Problem:
Convert every line of the rows below into a Markdown table with two columns, No. and Line, numbering the lines in order. Skip blank lines and leave the pictures out.

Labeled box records
▬▬▬

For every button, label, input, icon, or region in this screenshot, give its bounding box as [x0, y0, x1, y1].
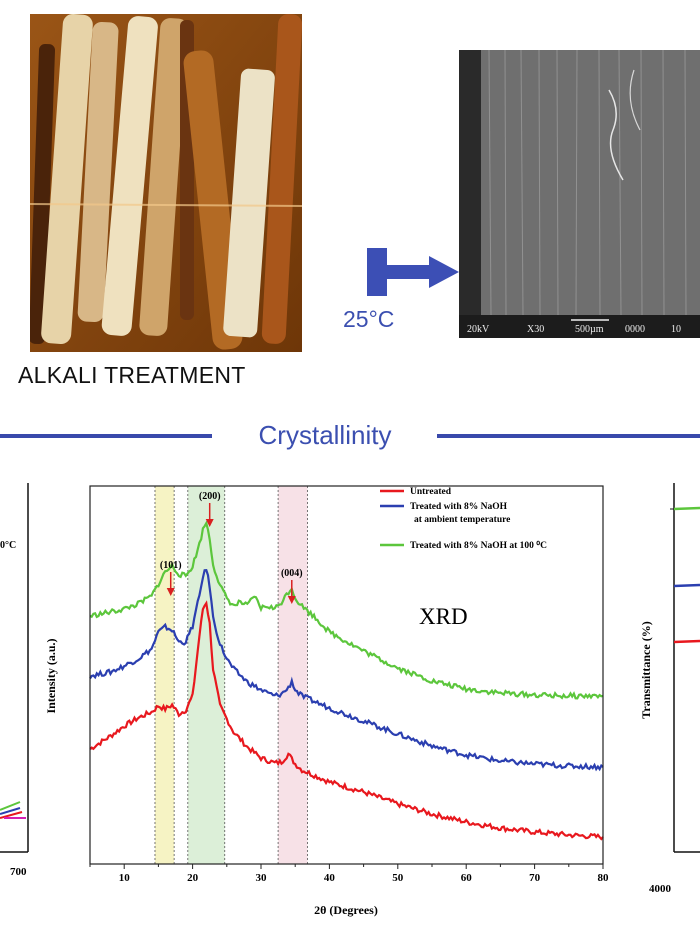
- x-axis-label: 2θ (Degrees): [314, 903, 378, 917]
- plot-frame: [89, 485, 604, 865]
- process-arrow: [367, 248, 459, 296]
- peak-label-0: (101): [160, 560, 182, 571]
- legend-label-0: Untreated: [410, 487, 452, 497]
- sem-scale-id: 0000: [625, 324, 645, 335]
- peak-label-2: (004): [281, 568, 303, 579]
- x-tick-label-3: 40: [324, 872, 336, 884]
- peak-region-1: [187, 486, 225, 864]
- legend-label-1-line2: at ambient temperature: [414, 515, 510, 525]
- process-label: ALKALI TREATMENT: [18, 362, 246, 388]
- right-x-tick: 4000: [649, 883, 672, 895]
- sem-scale-kv: 20kV: [467, 324, 490, 335]
- x-tick-label-6: 70: [529, 872, 541, 884]
- x-tick-label-0: 10: [119, 872, 131, 884]
- sem-micrograph: 20kV X30 500µm 0000 10: [459, 50, 700, 338]
- x-tick-label-2: 30: [256, 872, 268, 884]
- sem-scale-mag: X30: [527, 324, 544, 335]
- peak-arrowhead-2: [287, 596, 296, 604]
- left-x-tick: 700: [10, 866, 27, 878]
- fiber-photo-drawing: [30, 14, 302, 352]
- section-divider-left: [0, 434, 212, 438]
- peak-region-0: [154, 486, 175, 864]
- sem-drawing: 20kV X30 500µm 0000 10: [459, 50, 700, 338]
- fiber-photo: [30, 14, 302, 352]
- sem-scale-extra: 10: [671, 324, 681, 335]
- section-title: Crystallinity: [258, 420, 392, 450]
- peak-arrowhead-0: [166, 588, 175, 596]
- sem-scale-bar: 500µm: [575, 324, 604, 335]
- peak-arrowhead-1: [205, 519, 214, 527]
- y-axis-label: Intensity (a.u.): [44, 638, 58, 713]
- xrd-chart: 10 20 30 40 50 60 70 80 (101) (200) (004) Untreat…: [44, 485, 610, 917]
- section-divider-right: [437, 434, 700, 438]
- peak-region-2: [278, 486, 308, 864]
- legend-label-1: Treated with 8% NaOH: [410, 502, 508, 512]
- x-tick-label-5: 60: [461, 872, 473, 884]
- legend-label-2: Treated with 8% NaOH at 100 ⁰C: [410, 540, 547, 551]
- temperature-label: 25°C: [343, 306, 395, 332]
- series-line-0: [89, 600, 604, 841]
- left-chart-fragment: 0°C 700: [0, 483, 29, 878]
- series-line-1: [89, 569, 604, 772]
- chart-title: XRD: [419, 604, 468, 629]
- x-tick-label-7: 80: [598, 872, 610, 884]
- right-chart-fragment: Transmittance (%) 4000: [639, 483, 700, 895]
- peak-label-1: (200): [199, 491, 221, 502]
- right-y-axis-label: Transmittance (%): [639, 621, 653, 718]
- x-tick-label-4: 50: [392, 872, 404, 884]
- series-line-2: [89, 520, 604, 700]
- left-legend-fragment: 0°C: [0, 540, 16, 551]
- x-tick-label-1: 20: [187, 872, 199, 884]
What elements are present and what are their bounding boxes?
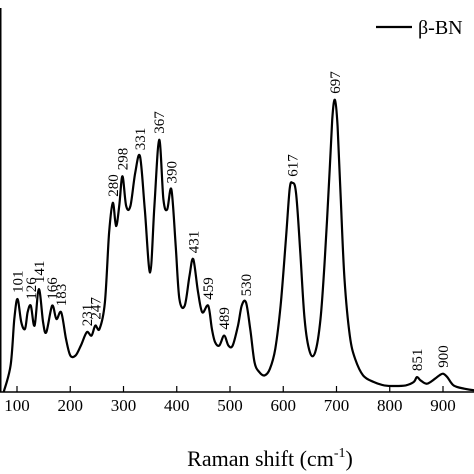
peak-label-367: 367 xyxy=(152,111,168,134)
plot-area xyxy=(2,98,474,393)
peak-label-851: 851 xyxy=(410,349,426,372)
peak-label-459: 459 xyxy=(201,277,217,300)
x-tick-label: 800 xyxy=(377,396,403,415)
x-tick-label: 400 xyxy=(164,396,190,415)
x-tick-label: 200 xyxy=(58,396,84,415)
peak-label-247: 247 xyxy=(88,297,104,320)
peak-label-900: 900 xyxy=(436,345,452,368)
peak-label-101: 101 xyxy=(11,271,27,294)
peak-label-126: 126 xyxy=(24,277,40,300)
legend-label: β-BN xyxy=(418,17,463,39)
peak-label-617: 617 xyxy=(285,154,301,177)
x-tick-label: 500 xyxy=(217,396,243,415)
peak-label-331: 331 xyxy=(133,128,149,151)
x-tick-label: 600 xyxy=(271,396,297,415)
peak-label-390: 390 xyxy=(164,161,180,184)
peak-label-298: 298 xyxy=(115,148,131,171)
x-axis-title-superscript: -1 xyxy=(334,446,346,461)
x-ticks: 100 200 300 400 500 600 700 800 900 xyxy=(4,386,456,415)
peak-label-489: 489 xyxy=(217,307,233,330)
peak-label-231: 231 xyxy=(80,304,96,327)
peak-label-141: 141 xyxy=(32,261,48,284)
peak-label-166: 166 xyxy=(45,277,61,300)
x-axis-title-main: Raman shift (cm xyxy=(187,446,334,471)
x-tick-label: 900 xyxy=(430,396,456,415)
peak-label-183: 183 xyxy=(54,284,70,307)
peak-label-280: 280 xyxy=(106,174,122,197)
axes xyxy=(0,8,474,393)
peak-label-431: 431 xyxy=(186,231,202,254)
peak-label-697: 697 xyxy=(328,71,344,94)
peak-label-530: 530 xyxy=(239,274,255,297)
x-tick-label: 100 xyxy=(4,396,30,415)
x-tick-label: 300 xyxy=(111,396,137,415)
series-line-beta-bn xyxy=(2,98,474,393)
x-axis-title-close: ) xyxy=(345,446,352,471)
x-axis-title: Raman shift (cm-1) xyxy=(187,446,353,471)
legend: β-BN xyxy=(376,17,463,39)
x-tick-label: 700 xyxy=(324,396,350,415)
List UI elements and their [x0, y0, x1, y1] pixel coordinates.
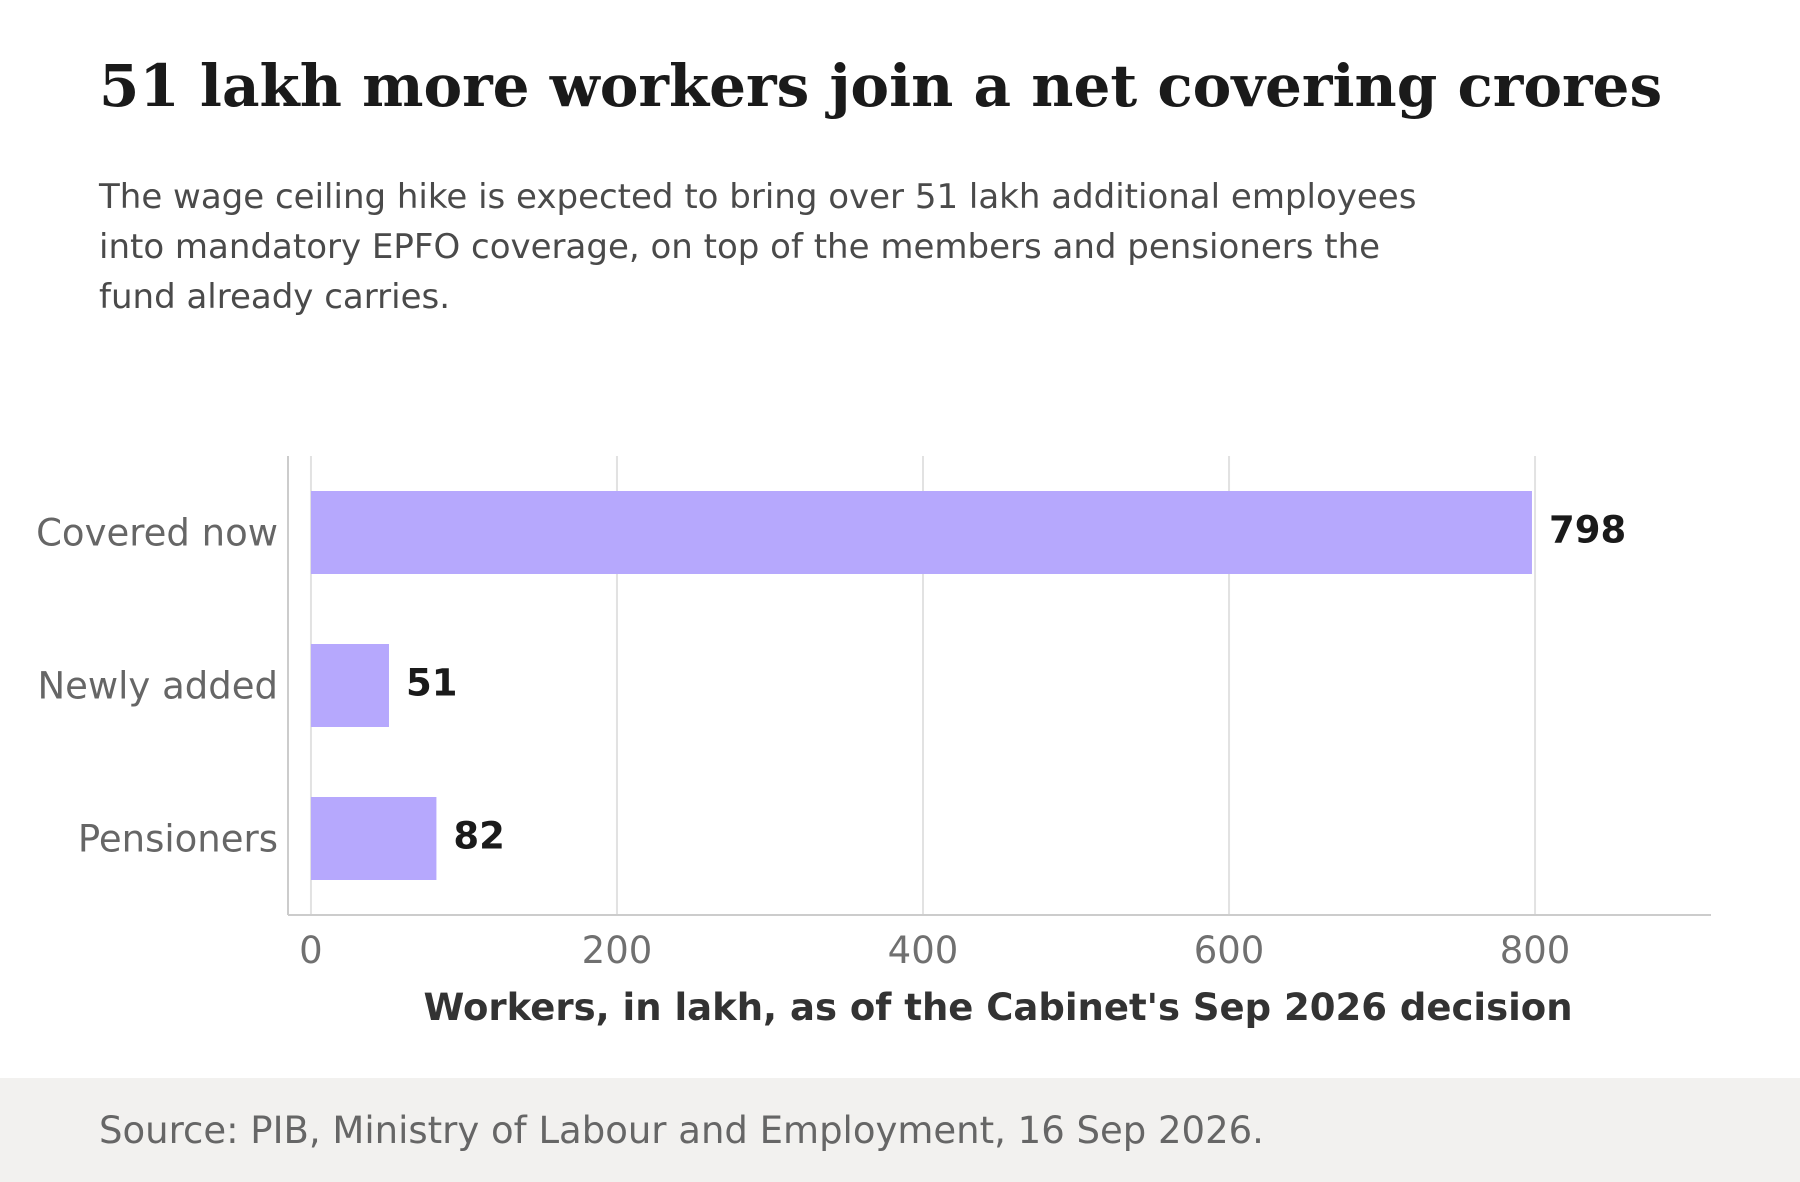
bar-chart: 0 200 400 600 800 Covered now 798 Newly added 51… [36, 456, 1711, 1029]
value-label: 798 [1549, 509, 1626, 552]
category-label: Pensioners [78, 818, 278, 861]
chart-title: 51 lakh more workers join a net covering… [99, 52, 1663, 120]
x-tick-label: 0 [299, 929, 323, 972]
axes [287, 456, 1711, 916]
bar-newly-added [310, 644, 389, 727]
category-label: Covered now [36, 512, 278, 555]
value-label: 51 [406, 662, 458, 705]
x-axis-label: Workers, in lakh, as of the Cabinet's Se… [423, 986, 1572, 1029]
bars [310, 491, 1532, 880]
x-tick-label: 200 [582, 929, 653, 972]
category-label: Newly added [37, 665, 278, 708]
value-label: 82 [453, 815, 505, 858]
labels: 0 200 400 600 800 Covered now 798 Newly added 51… [36, 509, 1626, 973]
chart-subtitle: The wage ceiling hike is expected to bri… [99, 177, 1417, 317]
bar-pensioners [310, 797, 437, 880]
source-note: Source: PIB, Ministry of Labour and Empl… [99, 1109, 1264, 1152]
x-tick-label: 800 [1500, 929, 1571, 972]
x-tick-label: 600 [1194, 929, 1265, 972]
x-tick-label: 400 [888, 929, 959, 972]
footer: Source: PIB, Ministry of Labour and Empl… [0, 1078, 1800, 1182]
bar-covered-now [310, 491, 1532, 574]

▬▬▬

Answer below:
| No. | Line |
|---|---|
| 1 | For every button, label, input, icon, or region in this screenshot, give its bounding box as [x0, y0, x1, y1]. |
| 2 | - x-axis-label: 2θ (Degrees): [314, 903, 378, 917] |
| 3 | - plot-frame: [89, 485, 604, 865] |
| 4 | - process-arrow: [367, 248, 459, 296] |
| 5 | - peak-label-0: (101): [160, 560, 182, 571] |
| 6 | - legend-label-0: Untreated: [410, 487, 452, 497] |
| 7 | - sem-scale-id: 0000: [625, 324, 645, 335] |
| 8 | - peak-label-2: (004): [281, 568, 303, 579] |
| 9 | - x-tick-label-3: 40: [324, 872, 336, 884] |
| 10 | - peak-region-1: [187, 486, 225, 864] |
| 11 | - legend-label-1-line2: at ambient temperature: [414, 515, 510, 525] |
| 12 | - process-label: ALKALI TREATMENT: [18, 362, 246, 388] |
| 13 | - right-x-tick: 4000: [649, 883, 672, 895] |
| 14 | - sem-scale-kv: 20kV: [467, 324, 490, 335] |
| 15 | - x-tick-label-6: 70: [529, 872, 541, 884] |
| 16 | - x-tick-label-0: 10: [119, 872, 131, 884] |
| 17 | - sem-micrograph: 20kV X30 500µm 0000 10: [459, 50, 700, 338] |
| 18 | - x-tick-label-2: 30: [256, 872, 268, 884] |
| 19 | - sem-scale-mag: X30: [527, 324, 544, 335] |
| 20 | - peak-arrowhead-2: [287, 596, 296, 604] |
| 21 | - left-x-tick: 700: [10, 866, 27, 878] |
| 22 | - fiber-photo-drawing: [30, 14, 302, 352] |
| 23 | - section-divider-left: [0, 434, 212, 438] |
| 24 | - peak-region-0: [154, 486, 175, 864] |
| 25 | - sem-drawing: 20kV X30 500µm 0000 10: [459, 50, 700, 338] |
| 26 | - fiber-photo: [30, 14, 302, 352] |
| 27 | - sem-scale-extra: 10: [671, 324, 681, 335] |
| 28 | - section-title: Crystallinity: [258, 420, 392, 450] |
| 29 | - peak-arrowhead-0: [166, 588, 175, 596] |
| 30 | - sem-scale-bar: 500µm: [575, 324, 604, 335] |
| 31 | - peak-arrowhead-1: [205, 519, 214, 527] |
| 32 | - y-axis-label: Intensity (a.u.): [44, 638, 58, 713] |
| 33 | - xrd-chart: 10 20 30 40 50 60 70 80 (101) (200) (004) Untreat…: [44, 485, 610, 917] |
| 34 | - section-divider-right: [437, 434, 700, 438] |
| 35 | - peak-region-2: [278, 486, 308, 864] |
| 36 | - legend-label-1: Treated with 8% NaOH: [410, 502, 508, 512] |
| 37 | - x-tick-label-5: 60: [461, 872, 473, 884] |
| 38 | - legend-label-2: Treated with 8% NaOH at 100 ⁰C: [410, 540, 547, 551] |
| 39 | - temperature-label: 25°C: [343, 306, 395, 332] |
| 40 | - series-line-0: [89, 600, 604, 841] |
| 41 | - left-chart-fragment: 0°C 700: [0, 483, 29, 878] |
| 42 | - series-line-1: [89, 569, 604, 772] |
| 43 | - chart-title: XRD: [419, 604, 468, 629] |
| 44 | - x-tick-label-7: 80: [598, 872, 610, 884] |
| 45 | - right-chart-fragment: Transmittance (%) 4000: [639, 483, 700, 895] |
| 46 | - peak-label-1: (200): [199, 491, 221, 502] |
| 47 | - right-y-axis-label: Transmittance (%): [639, 621, 653, 718] |
| 48 | - x-tick-label-4: 50: [392, 872, 404, 884] |
| 49 | - series-line-2: [89, 520, 604, 700] |
| 50 | - left-legend-fragment: 0°C: [0, 540, 16, 551] |
| 51 | - x-tick-label-1: 20: [187, 872, 199, 884] |
| 52 | What elements are present and what are their bounding boxes? |
| 53 | peak-label-367: 367 xyxy=(152,111,168,134) |
| 54 | plot-area xyxy=(2,98,474,393) |
| 55 | peak-label-851: 851 xyxy=(410,349,426,372) |
| 56 | peak-label-459: 459 xyxy=(201,277,217,300) |
| 57 | x-tick-label: 800 xyxy=(377,396,403,415) |
| 58 | x-tick-label: 400 xyxy=(164,396,190,415) |
| 59 | x-tick-label: 200 xyxy=(58,396,84,415) |
| 60 | peak-label-247: 247 xyxy=(88,297,104,320) |
| 61 | peak-label-900: 900 xyxy=(436,345,452,368) |
| 62 | peak-label-101: 101 xyxy=(11,271,27,294) |
| 63 | peak-label-126: 126 xyxy=(24,277,40,300) |
| 64 | legend-label: β-BN xyxy=(418,17,463,39) |
| 65 | peak-label-617: 617 xyxy=(285,154,301,177) |
| 66 | x-tick-label: 500 xyxy=(217,396,243,415) |
| 67 | peak-label-331: 331 xyxy=(133,128,149,151) |
| 68 | x-tick-label: 600 xyxy=(271,396,297,415) |
| 69 | peak-label-390: 390 xyxy=(164,161,180,184) |
| 70 | peak-label-298: 298 xyxy=(115,148,131,171) |
| 71 | x-axis-title-superscript: -1 xyxy=(334,446,346,461) |
| 72 | x-ticks: 100 200 300 400 500 600 700 800 900 xyxy=(4,386,456,415) |
| 73 | peak-label-489: 489 xyxy=(217,307,233,330) |
| 74 | peak-label-231: 231 xyxy=(80,304,96,327) |
| 75 | peak-label-141: 141 xyxy=(32,261,48,284) |
| 76 | peak-label-166: 166 xyxy=(45,277,61,300) |
| 77 | x-axis-title-main: Raman shift (cm xyxy=(187,446,334,471) |
| 78 | x-tick-label: 900 xyxy=(430,396,456,415) |
| 79 | peak-label-183: 183 xyxy=(54,284,70,307) |
| 80 | peak-label-280: 280 xyxy=(106,174,122,197) |
| 81 | axes xyxy=(0,8,474,393) |
| 82 | peak-label-431: 431 xyxy=(186,231,202,254) |
| 83 | peak-label-697: 697 xyxy=(328,71,344,94) |
| 84 | peak-label-530: 530 xyxy=(239,274,255,297) |
| 85 | x-tick-label: 100 xyxy=(4,396,30,415) |
| 86 | x-tick-label: 300 xyxy=(111,396,137,415) |
| 87 | series-line-beta-bn xyxy=(2,98,474,393) |
| 88 | x-axis-title-close: ) xyxy=(345,446,352,471) |
| 89 | x-axis-title: Raman shift (cm-1) xyxy=(187,446,353,471) |
| 90 | legend: β-BN xyxy=(376,17,463,39) |
| 91 | x-tick-label: 700 xyxy=(324,396,350,415) |
| 92 | List UI elements and their [x0, y0, x1, y1] pixel coordinates. |
| 93 | bar-chart: 0 200 400 600 800 Covered now 798 Newly added 51… [36, 456, 1711, 1029] |
| 94 | value-label: 798 [1549, 509, 1626, 552] |
| 95 | category-label: Pensioners [78, 818, 278, 861] |
| 96 | chart-title: 51 lakh more workers join a net covering… [99, 52, 1663, 120] |
| 97 | x-tick-label: 0 [299, 929, 323, 972] |
| 98 | axes [287, 456, 1711, 916] |
| 99 | bar-newly-added [310, 644, 389, 727] |
| 100 | category-label: Covered now [36, 512, 278, 555] |
| 101 | value-label: 51 [406, 662, 458, 705] |
| 102 | x-axis-label: Workers, in lakh, as of the Cabinet's Se… [423, 986, 1572, 1029] |
| 103 | bars [310, 491, 1532, 880] |
| 104 | x-tick-label: 200 [582, 929, 653, 972] |
| 105 | category-label: Newly added [37, 665, 278, 708] |
| 106 | value-label: 82 [453, 815, 505, 858] |
| 107 | labels: 0 200 400 600 800 Covered now 798 Newly added 51… [36, 509, 1626, 973] |
| 108 | chart-subtitle: The wage ceiling hike is expected to bri… [99, 177, 1417, 317] |
| 109 | bar-pensioners [310, 797, 437, 880] |
| 110 | source-note: Source: PIB, Ministry of Labour and Empl… [99, 1109, 1264, 1152] |
| 111 | x-tick-label: 800 [1500, 929, 1571, 972] |
| 112 | x-tick-label: 600 [1194, 929, 1265, 972] |
| 113 | x-tick-label: 400 [888, 929, 959, 972] |
| 114 | footer: Source: PIB, Ministry of Labour and Empl… [0, 1078, 1800, 1182] |
| 115 | bar-covered-now [310, 491, 1532, 574] |